• **Directions for this task**: Set down each line of the material that follows, exactly, with no pictures.

• **Material provided**:
==============================
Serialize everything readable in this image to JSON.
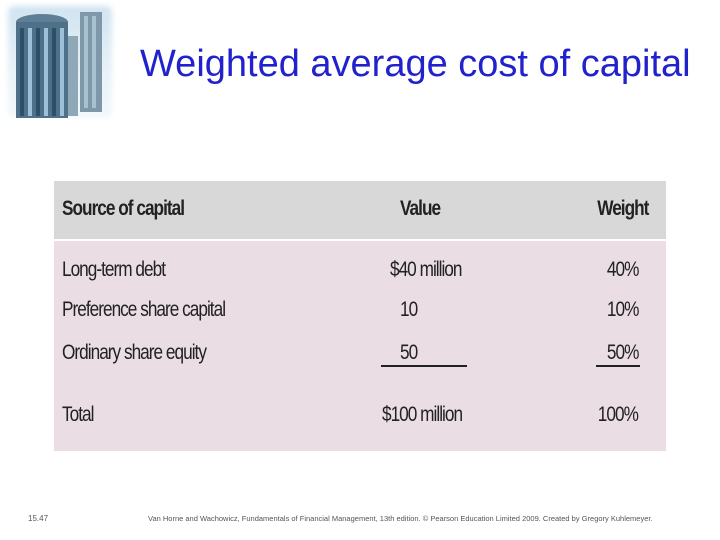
{
  "slide": {
    "title": "Weighted average cost of capital",
    "slide_number": "15.47",
    "footer": "Van Horne and Wachowicz, Fundamentals of Financial Management, 13th edition. © Pearson Education Limited 2009. Created by Gregory Kuhlemeyer."
  },
  "table": {
    "headers": [
      "Source of capital",
      "Value",
      "Weight"
    ],
    "rows": [
      {
        "source": "Long-term debt",
        "value": "$40 million",
        "weight": "40%"
      },
      {
        "source": "Preference share capital",
        "value": "10",
        "weight": "10%"
      },
      {
        "source": "Ordinary share equity",
        "value": "50",
        "weight": "50%"
      }
    ],
    "total": {
      "source": "Total",
      "value": "$100 million",
      "weight": "100%"
    }
  },
  "colors": {
    "title": "#2222cc",
    "table_header_bg": "#d8d8d8",
    "table_body_bg": "#eadde4"
  }
}
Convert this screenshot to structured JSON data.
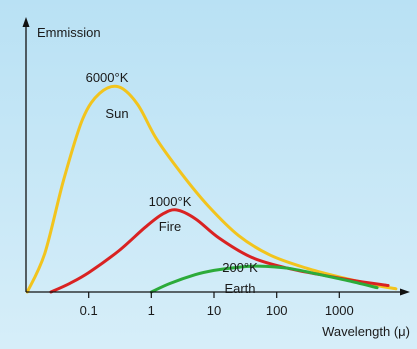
{
  "chart_data": {
    "type": "line",
    "title": "",
    "xlabel": "Wavelength (μ)",
    "ylabel": "Emmission",
    "xscale": "log",
    "xlim": [
      0.01,
      10000
    ],
    "ylim": [
      0,
      1
    ],
    "x_ticks": [
      {
        "value": 0.1,
        "label": "0.1"
      },
      {
        "value": 1,
        "label": "1"
      },
      {
        "value": 10,
        "label": "10"
      },
      {
        "value": 100,
        "label": "100"
      },
      {
        "value": 1000,
        "label": "1000"
      }
    ],
    "grid": false,
    "legend": "none",
    "series": [
      {
        "name": "Sun",
        "temp_label": "6000°K",
        "color": "#f2c41d",
        "x": [
          0.0105,
          0.02,
          0.04,
          0.08,
          0.15,
          0.3,
          0.6,
          1.2,
          3,
          8,
          25,
          80,
          300,
          1000,
          4000,
          8000
        ],
        "y": [
          0.0,
          0.18,
          0.52,
          0.8,
          0.92,
          0.95,
          0.87,
          0.71,
          0.55,
          0.4,
          0.26,
          0.17,
          0.11,
          0.07,
          0.03,
          0.015
        ]
      },
      {
        "name": "Fire",
        "temp_label": "1000°K",
        "color": "#d92222",
        "x": [
          0.025,
          0.05,
          0.1,
          0.3,
          0.8,
          1.5,
          2.5,
          5,
          12,
          40,
          150,
          500,
          2000,
          6000
        ],
        "y": [
          0.0,
          0.04,
          0.09,
          0.19,
          0.3,
          0.36,
          0.38,
          0.34,
          0.25,
          0.16,
          0.11,
          0.08,
          0.05,
          0.03
        ]
      },
      {
        "name": "Earth",
        "temp_label": "200°K",
        "color": "#2cab3a",
        "x": [
          1,
          2,
          5,
          10,
          25,
          50,
          150,
          500,
          1500,
          4000
        ],
        "y": [
          0.0,
          0.04,
          0.08,
          0.1,
          0.115,
          0.12,
          0.11,
          0.08,
          0.05,
          0.02
        ]
      }
    ]
  }
}
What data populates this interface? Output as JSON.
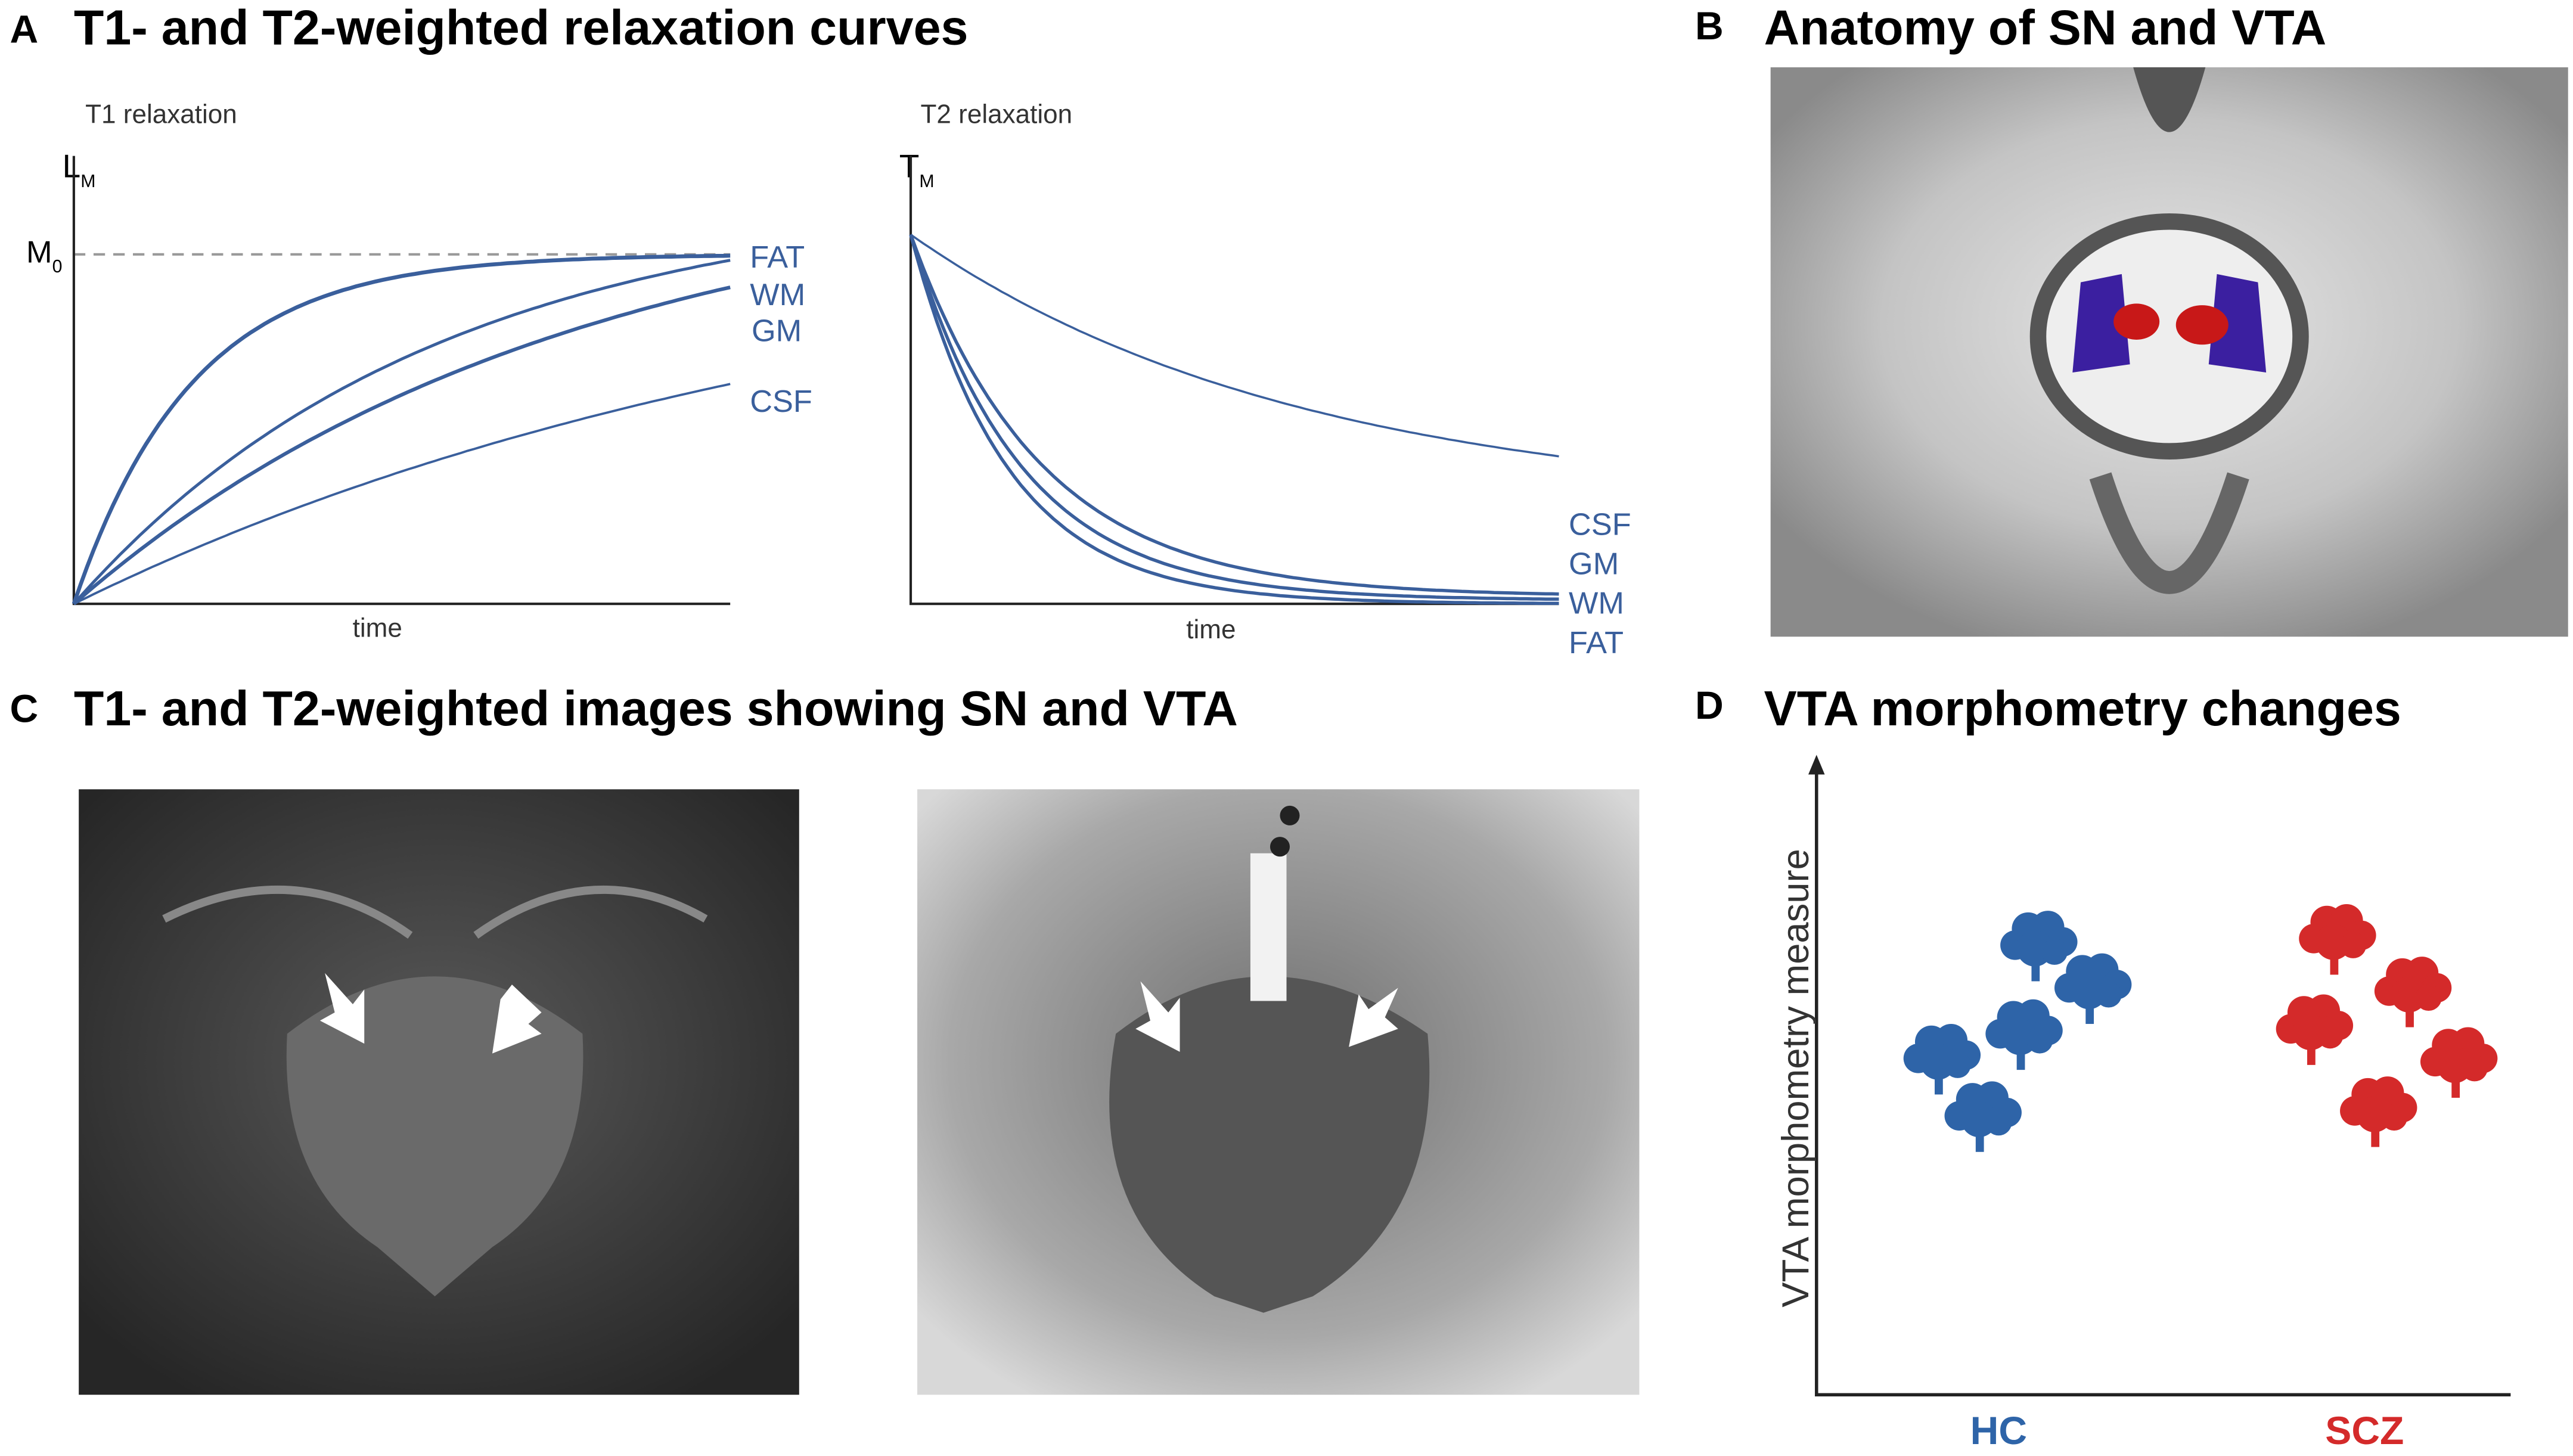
{
  "panels": [
    {
      "letter": "A",
      "title": "T1- and T2-weighted relaxation curves",
      "plots": [
        {
          "title": "T1 relaxation",
          "y_label": "L",
          "y_label_sub": "M",
          "level_label": "M",
          "level_label_sub": "0",
          "x_label": "time",
          "curves": [
            "FAT",
            "WM",
            "GM",
            "CSF"
          ]
        },
        {
          "title": "T2 relaxation",
          "y_label": "T",
          "y_label_sub": "M",
          "x_label": "time",
          "curves": [
            "CSF",
            "GM",
            "WM",
            "FAT"
          ]
        }
      ]
    },
    {
      "letter": "B",
      "title": "Anatomy of SN and VTA"
    },
    {
      "letter": "C",
      "title": "T1- and T2-weighted images showing SN and VTA"
    },
    {
      "letter": "D",
      "title": "VTA morphometry changes",
      "y_label": "VTA morphometry measure",
      "groups": [
        "HC",
        "SCZ"
      ]
    }
  ]
}
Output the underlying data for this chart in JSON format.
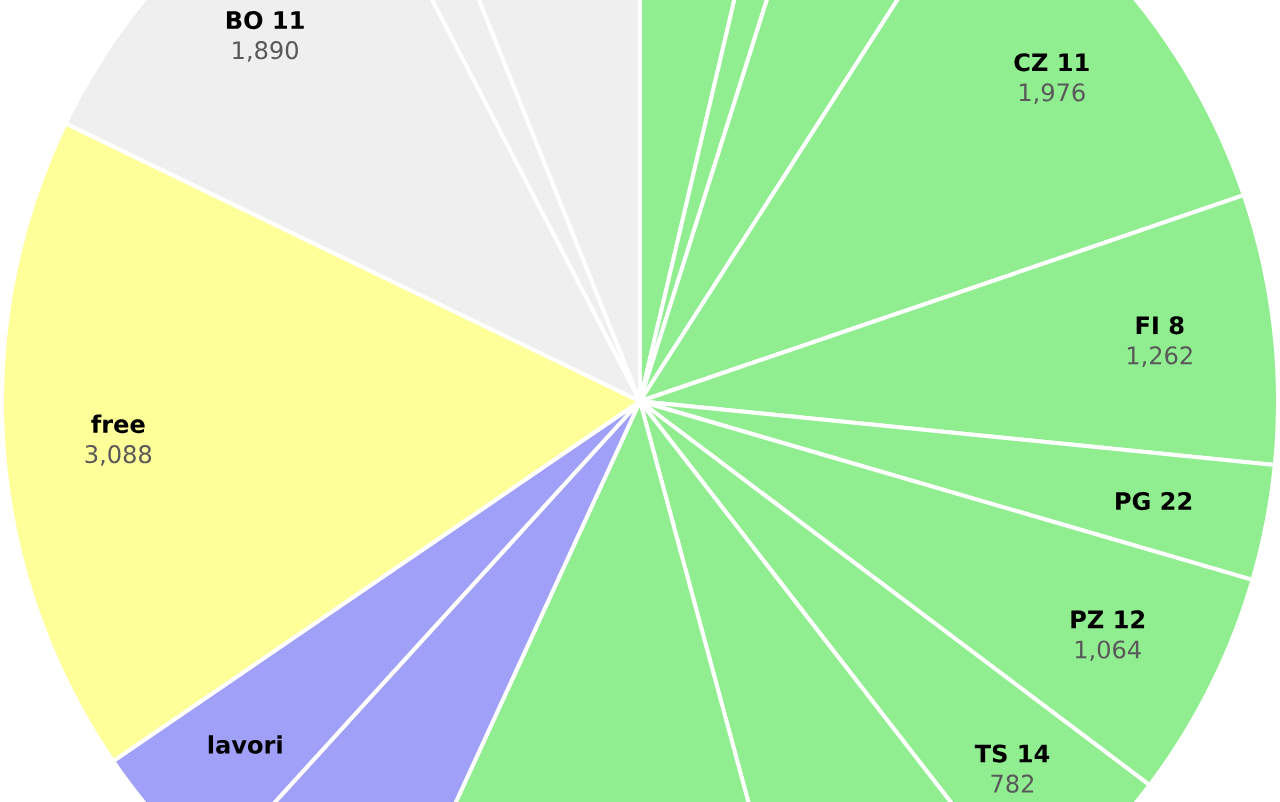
{
  "chart_data": {
    "type": "pie",
    "categories": [
      null,
      null,
      null,
      "CZ 11",
      "FI 8",
      "PG 22",
      "PZ 12",
      "TS 14",
      null,
      null,
      null,
      "lavori",
      "free",
      "BO 11",
      null,
      null
    ],
    "values": [
      679,
      221,
      777,
      1976,
      1262,
      540,
      1064,
      782,
      1163,
      2043,
      906,
      685,
      3088,
      1890,
      283,
      1122
    ],
    "value_labels": [
      null,
      null,
      null,
      "1,976",
      "1,262",
      null,
      "1,064",
      "782",
      null,
      null,
      null,
      null,
      "3,088",
      "1,890",
      null,
      null
    ],
    "colors": [
      "#90ee90",
      "#90ee90",
      "#90ee90",
      "#90ee90",
      "#90ee90",
      "#90ee90",
      "#90ee90",
      "#90ee90",
      "#90ee90",
      "#90ee90",
      "#a0a0f8",
      "#a0a0f8",
      "#ffff99",
      "#efefef",
      "#efefef",
      "#efefef"
    ]
  }
}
==============================
• **Expected output**:
Serialize everything readable in this image to JSON.
{
  "slide": {
    "title": "Weighted average cost of capital",
    "slide_number": "15.47",
    "footer": "Van Horne and Wachowicz, Fundamentals of Financial Management, 13th edition. © Pearson Education Limited 2009. Created by Gregory Kuhlemeyer."
  },
  "table": {
    "headers": [
      "Source of capital",
      "Value",
      "Weight"
    ],
    "rows": [
      {
        "source": "Long-term debt",
        "value": "$40 million",
        "weight": "40%"
      },
      {
        "source": "Preference share capital",
        "value": "10",
        "weight": "10%"
      },
      {
        "source": "Ordinary share equity",
        "value": "50",
        "weight": "50%"
      }
    ],
    "total": {
      "source": "Total",
      "value": "$100 million",
      "weight": "100%"
    }
  },
  "colors": {
    "title": "#2222cc",
    "table_header_bg": "#d8d8d8",
    "table_body_bg": "#eadde4"
  }
}
Convert this screenshot to structured JSON data.
{
  "chart_data": {
    "type": "line",
    "title": "",
    "xlabel": "Wavelength (μ)",
    "ylabel": "Emmission",
    "xscale": "log",
    "xlim": [
      0.01,
      10000
    ],
    "ylim": [
      0,
      1
    ],
    "x_ticks": [
      {
        "value": 0.1,
        "label": "0.1"
      },
      {
        "value": 1,
        "label": "1"
      },
      {
        "value": 10,
        "label": "10"
      },
      {
        "value": 100,
        "label": "100"
      },
      {
        "value": 1000,
        "label": "1000"
      }
    ],
    "grid": false,
    "legend": "none",
    "series": [
      {
        "name": "Sun",
        "temp_label": "6000°K",
        "color": "#f2c41d",
        "x": [
          0.0105,
          0.02,
          0.04,
          0.08,
          0.15,
          0.3,
          0.6,
          1.2,
          3,
          8,
          25,
          80,
          300,
          1000,
          4000,
          8000
        ],
        "y": [
          0.0,
          0.18,
          0.52,
          0.8,
          0.92,
          0.95,
          0.87,
          0.71,
          0.55,
          0.4,
          0.26,
          0.17,
          0.11,
          0.07,
          0.03,
          0.015
        ]
      },
      {
        "name": "Fire",
        "temp_label": "1000°K",
        "color": "#d92222",
        "x": [
          0.025,
          0.05,
          0.1,
          0.3,
          0.8,
          1.5,
          2.5,
          5,
          12,
          40,
          150,
          500,
          2000,
          6000
        ],
        "y": [
          0.0,
          0.04,
          0.09,
          0.19,
          0.3,
          0.36,
          0.38,
          0.34,
          0.25,
          0.16,
          0.11,
          0.08,
          0.05,
          0.03
        ]
      },
      {
        "name": "Earth",
        "temp_label": "200°K",
        "color": "#2cab3a",
        "x": [
          1,
          2,
          5,
          10,
          25,
          50,
          150,
          500,
          1500,
          4000
        ],
        "y": [
          0.0,
          0.04,
          0.08,
          0.1,
          0.115,
          0.12,
          0.11,
          0.08,
          0.05,
          0.02
        ]
      }
    ]
  }
}
What data populates this interface? Output as JSON.
{
  "panels": [
    {
      "letter": "A",
      "title": "T1- and T2-weighted relaxation curves",
      "plots": [
        {
          "title": "T1 relaxation",
          "y_label": "L",
          "y_label_sub": "M",
          "level_label": "M",
          "level_label_sub": "0",
          "x_label": "time",
          "curves": [
            "FAT",
            "WM",
            "GM",
            "CSF"
          ]
        },
        {
          "title": "T2 relaxation",
          "y_label": "T",
          "y_label_sub": "M",
          "x_label": "time",
          "curves": [
            "CSF",
            "GM",
            "WM",
            "FAT"
          ]
        }
      ]
    },
    {
      "letter": "B",
      "title": "Anatomy of SN and VTA"
    },
    {
      "letter": "C",
      "title": "T1- and T2-weighted images showing SN and VTA"
    },
    {
      "letter": "D",
      "title": "VTA morphometry changes",
      "y_label": "VTA morphometry measure",
      "groups": [
        "HC",
        "SCZ"
      ]
    }
  ]
}
Output the underlying data for this chart in JSON format.
{
  "chart_data": {
    "type": "pie",
    "categories": [
      null,
      null,
      null,
      "CZ 11",
      "FI 8",
      "PG 22",
      "PZ 12",
      "TS 14",
      null,
      null,
      null,
      "lavori",
      "free",
      "BO 11",
      null,
      null
    ],
    "values": [
      679,
      221,
      777,
      1976,
      1262,
      540,
      1064,
      782,
      1163,
      2043,
      906,
      685,
      3088,
      1890,
      283,
      1122
    ],
    "value_labels": [
      null,
      null,
      null,
      "1,976",
      "1,262",
      null,
      "1,064",
      "782",
      null,
      null,
      null,
      null,
      "3,088",
      "1,890",
      null,
      null
    ],
    "colors": [
      "#90ee90",
      "#90ee90",
      "#90ee90",
      "#90ee90",
      "#90ee90",
      "#90ee90",
      "#90ee90",
      "#90ee90",
      "#90ee90",
      "#90ee90",
      "#a0a0f8",
      "#a0a0f8",
      "#ffff99",
      "#efefef",
      "#efefef",
      "#efefef"
    ]
  }
}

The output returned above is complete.